Records from a data collection
_ _ _ _ _ _ _
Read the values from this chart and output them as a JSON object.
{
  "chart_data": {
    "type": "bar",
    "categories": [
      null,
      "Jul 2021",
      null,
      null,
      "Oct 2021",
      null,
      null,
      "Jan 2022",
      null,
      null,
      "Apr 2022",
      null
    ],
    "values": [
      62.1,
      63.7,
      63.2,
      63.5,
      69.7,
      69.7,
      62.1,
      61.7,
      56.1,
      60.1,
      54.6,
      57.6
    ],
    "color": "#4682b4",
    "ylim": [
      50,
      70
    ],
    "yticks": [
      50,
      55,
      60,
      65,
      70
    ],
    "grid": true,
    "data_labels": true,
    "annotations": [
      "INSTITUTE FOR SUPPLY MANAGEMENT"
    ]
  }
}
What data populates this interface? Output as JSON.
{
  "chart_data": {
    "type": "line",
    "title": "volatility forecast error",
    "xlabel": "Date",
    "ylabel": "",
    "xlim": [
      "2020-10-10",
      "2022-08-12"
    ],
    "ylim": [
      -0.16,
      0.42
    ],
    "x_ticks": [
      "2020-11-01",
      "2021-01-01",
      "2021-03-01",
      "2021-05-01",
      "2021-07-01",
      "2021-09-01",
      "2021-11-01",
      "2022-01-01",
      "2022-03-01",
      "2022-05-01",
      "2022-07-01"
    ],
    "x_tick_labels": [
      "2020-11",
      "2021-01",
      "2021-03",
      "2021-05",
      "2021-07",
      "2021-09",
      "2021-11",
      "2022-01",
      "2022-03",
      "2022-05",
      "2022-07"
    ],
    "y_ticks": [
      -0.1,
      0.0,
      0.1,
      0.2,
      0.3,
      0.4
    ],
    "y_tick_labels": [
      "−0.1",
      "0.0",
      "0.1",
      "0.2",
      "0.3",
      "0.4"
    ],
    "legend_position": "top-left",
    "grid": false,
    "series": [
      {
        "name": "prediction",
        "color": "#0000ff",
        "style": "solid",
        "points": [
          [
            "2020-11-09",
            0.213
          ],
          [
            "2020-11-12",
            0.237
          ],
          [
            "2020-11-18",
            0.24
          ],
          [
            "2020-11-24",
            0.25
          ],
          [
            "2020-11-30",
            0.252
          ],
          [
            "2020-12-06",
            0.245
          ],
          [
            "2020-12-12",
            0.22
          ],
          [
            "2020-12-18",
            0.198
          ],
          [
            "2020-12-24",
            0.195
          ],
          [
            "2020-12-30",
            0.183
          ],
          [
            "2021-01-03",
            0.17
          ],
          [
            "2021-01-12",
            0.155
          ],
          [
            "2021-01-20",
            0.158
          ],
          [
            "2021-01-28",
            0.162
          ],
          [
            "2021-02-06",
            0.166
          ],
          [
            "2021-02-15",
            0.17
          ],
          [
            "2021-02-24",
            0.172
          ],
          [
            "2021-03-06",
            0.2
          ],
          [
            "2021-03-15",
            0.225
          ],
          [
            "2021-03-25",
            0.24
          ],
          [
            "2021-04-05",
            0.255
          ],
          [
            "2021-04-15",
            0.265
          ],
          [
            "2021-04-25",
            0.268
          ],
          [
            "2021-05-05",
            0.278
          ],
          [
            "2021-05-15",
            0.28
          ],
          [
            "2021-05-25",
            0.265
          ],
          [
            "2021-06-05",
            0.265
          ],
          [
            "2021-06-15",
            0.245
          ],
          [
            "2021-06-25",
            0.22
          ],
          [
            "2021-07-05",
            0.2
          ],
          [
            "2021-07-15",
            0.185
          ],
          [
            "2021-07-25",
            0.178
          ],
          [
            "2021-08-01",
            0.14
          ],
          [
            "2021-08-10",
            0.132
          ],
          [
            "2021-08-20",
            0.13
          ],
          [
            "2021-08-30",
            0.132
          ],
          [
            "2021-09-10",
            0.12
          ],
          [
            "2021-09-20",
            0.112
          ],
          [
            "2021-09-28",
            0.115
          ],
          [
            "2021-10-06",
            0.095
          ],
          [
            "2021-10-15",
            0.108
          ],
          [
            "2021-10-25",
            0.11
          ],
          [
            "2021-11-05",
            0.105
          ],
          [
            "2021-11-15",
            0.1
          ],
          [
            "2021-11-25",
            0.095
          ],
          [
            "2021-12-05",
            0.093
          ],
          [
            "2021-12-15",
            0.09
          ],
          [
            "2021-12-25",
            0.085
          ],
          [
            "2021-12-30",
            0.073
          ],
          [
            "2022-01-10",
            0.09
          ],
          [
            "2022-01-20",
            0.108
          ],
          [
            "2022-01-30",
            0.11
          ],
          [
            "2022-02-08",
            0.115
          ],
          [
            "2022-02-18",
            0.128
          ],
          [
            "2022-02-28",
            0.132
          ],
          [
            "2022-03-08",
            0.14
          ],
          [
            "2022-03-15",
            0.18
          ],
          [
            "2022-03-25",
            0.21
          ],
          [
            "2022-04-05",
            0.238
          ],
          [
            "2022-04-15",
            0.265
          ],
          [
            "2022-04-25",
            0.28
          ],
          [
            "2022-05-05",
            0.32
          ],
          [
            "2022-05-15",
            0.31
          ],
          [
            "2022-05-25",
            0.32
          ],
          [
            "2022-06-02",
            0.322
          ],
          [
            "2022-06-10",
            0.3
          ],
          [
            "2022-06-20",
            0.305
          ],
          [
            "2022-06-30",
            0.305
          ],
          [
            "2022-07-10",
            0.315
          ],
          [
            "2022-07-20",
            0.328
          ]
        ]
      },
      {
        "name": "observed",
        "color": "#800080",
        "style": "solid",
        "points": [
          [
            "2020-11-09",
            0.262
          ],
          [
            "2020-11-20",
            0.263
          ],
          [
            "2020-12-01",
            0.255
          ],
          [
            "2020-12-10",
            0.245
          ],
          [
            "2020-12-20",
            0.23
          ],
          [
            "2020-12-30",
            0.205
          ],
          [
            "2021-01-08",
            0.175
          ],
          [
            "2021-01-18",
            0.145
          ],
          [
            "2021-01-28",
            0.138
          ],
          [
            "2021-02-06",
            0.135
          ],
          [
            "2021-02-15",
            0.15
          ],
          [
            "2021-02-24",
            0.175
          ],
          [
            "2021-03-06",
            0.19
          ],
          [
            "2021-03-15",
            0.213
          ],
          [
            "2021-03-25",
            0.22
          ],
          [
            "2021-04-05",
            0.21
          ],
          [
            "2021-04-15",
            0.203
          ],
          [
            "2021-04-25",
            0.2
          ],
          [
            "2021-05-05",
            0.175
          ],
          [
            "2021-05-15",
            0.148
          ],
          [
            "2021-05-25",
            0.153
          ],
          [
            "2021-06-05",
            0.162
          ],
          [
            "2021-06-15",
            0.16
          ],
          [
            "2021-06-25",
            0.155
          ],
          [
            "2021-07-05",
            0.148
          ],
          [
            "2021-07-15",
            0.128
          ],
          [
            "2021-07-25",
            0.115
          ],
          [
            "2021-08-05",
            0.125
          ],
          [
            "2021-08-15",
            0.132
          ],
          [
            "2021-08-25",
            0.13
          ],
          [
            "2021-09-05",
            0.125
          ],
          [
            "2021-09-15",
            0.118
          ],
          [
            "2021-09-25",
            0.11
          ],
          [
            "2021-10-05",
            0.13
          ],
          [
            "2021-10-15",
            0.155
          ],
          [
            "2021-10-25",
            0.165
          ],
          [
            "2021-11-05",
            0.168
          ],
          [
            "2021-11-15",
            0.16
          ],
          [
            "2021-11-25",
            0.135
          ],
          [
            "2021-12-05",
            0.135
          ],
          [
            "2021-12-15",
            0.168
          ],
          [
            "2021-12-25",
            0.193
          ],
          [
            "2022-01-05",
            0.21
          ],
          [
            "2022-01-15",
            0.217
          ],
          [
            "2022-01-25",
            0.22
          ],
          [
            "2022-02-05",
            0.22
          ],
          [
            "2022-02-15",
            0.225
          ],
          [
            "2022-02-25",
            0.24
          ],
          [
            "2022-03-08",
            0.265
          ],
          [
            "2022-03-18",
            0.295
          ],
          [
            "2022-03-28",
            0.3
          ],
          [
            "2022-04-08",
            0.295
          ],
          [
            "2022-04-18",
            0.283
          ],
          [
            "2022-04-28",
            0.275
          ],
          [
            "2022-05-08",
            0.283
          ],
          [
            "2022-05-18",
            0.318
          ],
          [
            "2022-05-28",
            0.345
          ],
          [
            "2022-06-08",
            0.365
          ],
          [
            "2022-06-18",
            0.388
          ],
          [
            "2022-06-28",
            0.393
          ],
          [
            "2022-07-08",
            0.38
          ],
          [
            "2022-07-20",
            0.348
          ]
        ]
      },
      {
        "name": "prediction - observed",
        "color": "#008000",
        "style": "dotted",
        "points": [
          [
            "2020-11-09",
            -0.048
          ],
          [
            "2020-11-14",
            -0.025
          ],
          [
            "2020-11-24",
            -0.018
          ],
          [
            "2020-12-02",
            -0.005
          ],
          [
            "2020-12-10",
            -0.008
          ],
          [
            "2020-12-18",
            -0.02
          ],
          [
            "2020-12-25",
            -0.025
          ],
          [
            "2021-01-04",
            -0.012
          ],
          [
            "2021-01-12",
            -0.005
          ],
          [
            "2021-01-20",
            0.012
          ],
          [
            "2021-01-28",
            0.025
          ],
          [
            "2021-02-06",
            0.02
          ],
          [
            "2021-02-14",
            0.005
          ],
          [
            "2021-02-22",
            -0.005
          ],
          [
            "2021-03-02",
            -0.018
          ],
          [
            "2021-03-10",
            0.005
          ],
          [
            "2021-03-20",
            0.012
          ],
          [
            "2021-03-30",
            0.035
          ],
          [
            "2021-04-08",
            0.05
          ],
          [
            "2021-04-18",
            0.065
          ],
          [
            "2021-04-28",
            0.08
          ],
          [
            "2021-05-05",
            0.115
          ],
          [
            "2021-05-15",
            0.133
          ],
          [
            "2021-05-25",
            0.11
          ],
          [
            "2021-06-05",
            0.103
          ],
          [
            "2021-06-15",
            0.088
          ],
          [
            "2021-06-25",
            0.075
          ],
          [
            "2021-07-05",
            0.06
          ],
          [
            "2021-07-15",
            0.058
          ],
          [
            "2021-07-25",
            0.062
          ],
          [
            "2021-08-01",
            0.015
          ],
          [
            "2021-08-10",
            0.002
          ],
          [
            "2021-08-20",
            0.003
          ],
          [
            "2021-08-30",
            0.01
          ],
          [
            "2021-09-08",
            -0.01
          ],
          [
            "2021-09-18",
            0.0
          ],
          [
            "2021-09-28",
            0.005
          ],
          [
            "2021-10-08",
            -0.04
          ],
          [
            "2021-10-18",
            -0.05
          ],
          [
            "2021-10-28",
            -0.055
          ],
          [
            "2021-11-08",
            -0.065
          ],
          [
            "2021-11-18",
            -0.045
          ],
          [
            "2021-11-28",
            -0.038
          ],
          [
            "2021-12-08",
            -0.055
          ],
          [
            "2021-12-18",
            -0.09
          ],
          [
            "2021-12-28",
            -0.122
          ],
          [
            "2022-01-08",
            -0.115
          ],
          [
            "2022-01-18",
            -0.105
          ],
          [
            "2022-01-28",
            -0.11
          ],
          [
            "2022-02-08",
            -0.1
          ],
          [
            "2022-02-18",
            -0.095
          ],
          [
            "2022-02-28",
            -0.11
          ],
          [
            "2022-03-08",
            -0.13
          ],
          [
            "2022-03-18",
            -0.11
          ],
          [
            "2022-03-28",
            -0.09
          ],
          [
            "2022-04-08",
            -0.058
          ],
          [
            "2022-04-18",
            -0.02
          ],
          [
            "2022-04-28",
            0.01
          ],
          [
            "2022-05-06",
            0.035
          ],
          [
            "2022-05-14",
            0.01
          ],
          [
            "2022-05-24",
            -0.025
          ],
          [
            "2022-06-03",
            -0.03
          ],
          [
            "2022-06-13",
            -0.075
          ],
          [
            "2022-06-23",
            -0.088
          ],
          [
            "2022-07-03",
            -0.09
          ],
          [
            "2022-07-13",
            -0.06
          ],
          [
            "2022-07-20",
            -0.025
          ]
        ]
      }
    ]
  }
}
_ _ _ _ _ _ _
WHAT THIS TASK INVOLVES: In the entries above, identify every line with the word "JSON". Copy those lines.

RESULT OF THE TASK:
Read the values from this chart and output them as a JSON object.
What data populates this interface? Output as JSON.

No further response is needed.